TASK DESCRIPTION ::
Track down each line that has the word "методы" and copy it.

** begin SUPPLIED MATERIAL **

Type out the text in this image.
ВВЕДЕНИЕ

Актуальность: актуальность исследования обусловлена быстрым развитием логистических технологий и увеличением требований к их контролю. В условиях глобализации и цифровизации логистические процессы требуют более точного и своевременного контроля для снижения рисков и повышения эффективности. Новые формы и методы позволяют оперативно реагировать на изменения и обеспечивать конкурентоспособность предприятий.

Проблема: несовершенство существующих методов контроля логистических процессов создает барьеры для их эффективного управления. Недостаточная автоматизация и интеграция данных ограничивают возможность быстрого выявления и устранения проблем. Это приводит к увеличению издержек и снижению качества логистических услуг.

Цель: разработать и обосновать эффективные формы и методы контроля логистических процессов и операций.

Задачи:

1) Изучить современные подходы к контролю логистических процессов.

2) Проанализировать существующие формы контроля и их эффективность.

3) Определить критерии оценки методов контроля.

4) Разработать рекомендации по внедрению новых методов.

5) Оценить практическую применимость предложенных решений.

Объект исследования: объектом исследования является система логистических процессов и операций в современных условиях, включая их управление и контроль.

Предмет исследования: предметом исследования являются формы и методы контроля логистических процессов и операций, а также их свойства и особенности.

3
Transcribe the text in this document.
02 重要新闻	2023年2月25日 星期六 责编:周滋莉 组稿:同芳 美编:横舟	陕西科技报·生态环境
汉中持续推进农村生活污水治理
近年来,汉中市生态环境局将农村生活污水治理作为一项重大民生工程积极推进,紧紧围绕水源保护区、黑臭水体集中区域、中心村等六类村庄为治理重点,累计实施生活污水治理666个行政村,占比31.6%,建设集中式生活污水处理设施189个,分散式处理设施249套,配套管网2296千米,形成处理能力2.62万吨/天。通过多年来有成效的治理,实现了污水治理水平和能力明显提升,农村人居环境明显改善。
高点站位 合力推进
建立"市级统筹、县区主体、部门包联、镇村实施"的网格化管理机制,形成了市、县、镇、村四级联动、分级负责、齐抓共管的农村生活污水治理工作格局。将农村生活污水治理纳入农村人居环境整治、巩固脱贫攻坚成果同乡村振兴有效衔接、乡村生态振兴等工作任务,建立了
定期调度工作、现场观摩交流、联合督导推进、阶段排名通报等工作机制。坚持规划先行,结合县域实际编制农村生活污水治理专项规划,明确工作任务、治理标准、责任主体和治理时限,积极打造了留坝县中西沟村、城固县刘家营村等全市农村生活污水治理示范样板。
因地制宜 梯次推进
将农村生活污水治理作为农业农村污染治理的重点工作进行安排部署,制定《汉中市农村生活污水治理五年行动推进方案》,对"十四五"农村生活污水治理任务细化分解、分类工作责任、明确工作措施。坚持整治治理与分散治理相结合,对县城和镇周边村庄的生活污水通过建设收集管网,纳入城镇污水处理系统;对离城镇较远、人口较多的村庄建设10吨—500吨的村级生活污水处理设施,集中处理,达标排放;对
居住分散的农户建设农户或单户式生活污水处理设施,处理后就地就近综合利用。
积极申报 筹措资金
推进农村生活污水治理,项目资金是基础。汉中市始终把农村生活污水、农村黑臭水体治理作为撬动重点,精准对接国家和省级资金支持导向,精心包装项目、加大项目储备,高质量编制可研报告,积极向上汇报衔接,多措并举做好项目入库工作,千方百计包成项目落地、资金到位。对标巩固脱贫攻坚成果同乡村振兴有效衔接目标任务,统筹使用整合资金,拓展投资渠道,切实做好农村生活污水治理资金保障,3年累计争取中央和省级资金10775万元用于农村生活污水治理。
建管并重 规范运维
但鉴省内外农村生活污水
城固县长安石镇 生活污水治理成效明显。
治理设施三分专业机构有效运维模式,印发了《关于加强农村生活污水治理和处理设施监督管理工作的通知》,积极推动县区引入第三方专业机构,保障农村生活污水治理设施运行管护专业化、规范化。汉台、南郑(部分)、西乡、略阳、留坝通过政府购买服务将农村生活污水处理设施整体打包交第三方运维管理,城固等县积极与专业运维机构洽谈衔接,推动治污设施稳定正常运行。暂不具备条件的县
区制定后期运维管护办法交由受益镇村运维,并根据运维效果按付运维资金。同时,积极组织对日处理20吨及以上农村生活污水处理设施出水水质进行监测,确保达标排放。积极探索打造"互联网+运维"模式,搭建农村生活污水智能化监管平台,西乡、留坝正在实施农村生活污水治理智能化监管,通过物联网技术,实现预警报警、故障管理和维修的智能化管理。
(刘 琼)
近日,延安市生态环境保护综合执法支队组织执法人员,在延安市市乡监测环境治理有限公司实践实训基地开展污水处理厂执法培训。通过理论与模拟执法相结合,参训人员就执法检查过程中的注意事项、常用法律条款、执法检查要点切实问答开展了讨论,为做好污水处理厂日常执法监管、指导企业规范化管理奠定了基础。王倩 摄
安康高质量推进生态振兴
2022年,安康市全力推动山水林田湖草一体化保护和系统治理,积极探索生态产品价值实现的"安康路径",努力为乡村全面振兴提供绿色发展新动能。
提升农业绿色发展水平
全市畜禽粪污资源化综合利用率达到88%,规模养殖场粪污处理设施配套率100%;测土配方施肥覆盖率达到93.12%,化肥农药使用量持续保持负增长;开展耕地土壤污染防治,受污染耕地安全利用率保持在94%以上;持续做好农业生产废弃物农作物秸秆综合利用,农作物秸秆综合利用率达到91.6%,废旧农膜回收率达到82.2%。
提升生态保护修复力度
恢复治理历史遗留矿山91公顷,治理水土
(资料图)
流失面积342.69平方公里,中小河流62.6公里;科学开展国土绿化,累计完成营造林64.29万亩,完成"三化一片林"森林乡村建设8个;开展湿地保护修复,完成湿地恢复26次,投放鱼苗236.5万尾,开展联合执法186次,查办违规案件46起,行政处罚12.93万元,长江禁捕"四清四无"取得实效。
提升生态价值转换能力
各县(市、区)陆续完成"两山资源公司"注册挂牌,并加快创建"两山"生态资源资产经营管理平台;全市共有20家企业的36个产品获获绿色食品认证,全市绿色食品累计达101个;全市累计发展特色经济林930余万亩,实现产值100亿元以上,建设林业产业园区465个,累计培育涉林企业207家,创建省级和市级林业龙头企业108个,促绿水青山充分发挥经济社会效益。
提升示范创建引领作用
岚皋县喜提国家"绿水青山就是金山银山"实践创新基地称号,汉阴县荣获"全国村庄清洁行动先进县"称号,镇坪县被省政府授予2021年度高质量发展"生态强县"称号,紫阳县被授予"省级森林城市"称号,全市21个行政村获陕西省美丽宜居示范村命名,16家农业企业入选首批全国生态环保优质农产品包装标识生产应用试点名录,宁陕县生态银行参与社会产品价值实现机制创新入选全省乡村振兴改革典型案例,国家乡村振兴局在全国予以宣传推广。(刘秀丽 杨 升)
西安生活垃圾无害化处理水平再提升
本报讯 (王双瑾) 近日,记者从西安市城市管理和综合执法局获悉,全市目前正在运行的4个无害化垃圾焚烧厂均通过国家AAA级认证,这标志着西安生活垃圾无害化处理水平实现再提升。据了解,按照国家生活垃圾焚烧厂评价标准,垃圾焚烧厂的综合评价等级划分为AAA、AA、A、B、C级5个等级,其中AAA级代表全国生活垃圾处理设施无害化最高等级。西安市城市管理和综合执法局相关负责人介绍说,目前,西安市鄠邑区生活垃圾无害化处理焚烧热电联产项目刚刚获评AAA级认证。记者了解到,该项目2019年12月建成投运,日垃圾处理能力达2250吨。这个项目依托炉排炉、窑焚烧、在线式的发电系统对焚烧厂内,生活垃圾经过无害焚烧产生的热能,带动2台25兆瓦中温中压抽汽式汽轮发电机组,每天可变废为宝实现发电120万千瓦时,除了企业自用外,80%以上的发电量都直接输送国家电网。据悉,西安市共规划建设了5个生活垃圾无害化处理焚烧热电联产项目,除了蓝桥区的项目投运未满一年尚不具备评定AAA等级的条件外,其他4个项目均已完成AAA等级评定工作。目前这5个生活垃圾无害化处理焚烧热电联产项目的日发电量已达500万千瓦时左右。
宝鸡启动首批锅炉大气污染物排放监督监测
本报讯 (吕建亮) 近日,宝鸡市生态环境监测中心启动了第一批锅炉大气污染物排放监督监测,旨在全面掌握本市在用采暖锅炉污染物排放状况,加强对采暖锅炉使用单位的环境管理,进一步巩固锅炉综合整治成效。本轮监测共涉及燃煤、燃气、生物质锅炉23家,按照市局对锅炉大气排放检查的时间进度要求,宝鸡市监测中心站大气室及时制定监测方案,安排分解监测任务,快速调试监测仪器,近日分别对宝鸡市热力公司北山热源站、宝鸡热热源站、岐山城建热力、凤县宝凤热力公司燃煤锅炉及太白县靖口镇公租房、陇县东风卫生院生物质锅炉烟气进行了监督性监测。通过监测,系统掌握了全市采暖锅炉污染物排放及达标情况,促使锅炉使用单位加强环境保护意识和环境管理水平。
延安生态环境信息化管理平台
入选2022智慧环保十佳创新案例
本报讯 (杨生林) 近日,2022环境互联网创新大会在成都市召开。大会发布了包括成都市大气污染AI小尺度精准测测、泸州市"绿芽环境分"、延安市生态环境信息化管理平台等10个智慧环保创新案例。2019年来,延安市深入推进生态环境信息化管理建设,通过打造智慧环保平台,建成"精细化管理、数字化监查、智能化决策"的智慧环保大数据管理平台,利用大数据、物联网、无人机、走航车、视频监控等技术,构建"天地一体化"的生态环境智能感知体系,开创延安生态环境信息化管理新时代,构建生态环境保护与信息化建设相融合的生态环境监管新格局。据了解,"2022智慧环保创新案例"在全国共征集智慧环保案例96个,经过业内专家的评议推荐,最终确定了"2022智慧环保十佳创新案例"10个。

** end SUPPLIED MATERIAL **

IN RESPONSE ::
Актуальность: актуальность исследования обусловлена быстрым развитием логистических технологий и увеличением требований к их контролю. В условиях глобализации и цифровизации логистические процессы требуют более точного и своевременного контроля для снижения рисков и повышения эффективности. Новые формы и методы позволяют оперативно реагировать на изменения и обеспечивать конкурентоспособность предприятий.
Цель: разработать и обосновать эффективные формы и методы контроля логистических процессов и операций.
Предмет исследования: предметом исследования являются формы и методы контроля логистических процессов и операций, а также их свойства и особенности.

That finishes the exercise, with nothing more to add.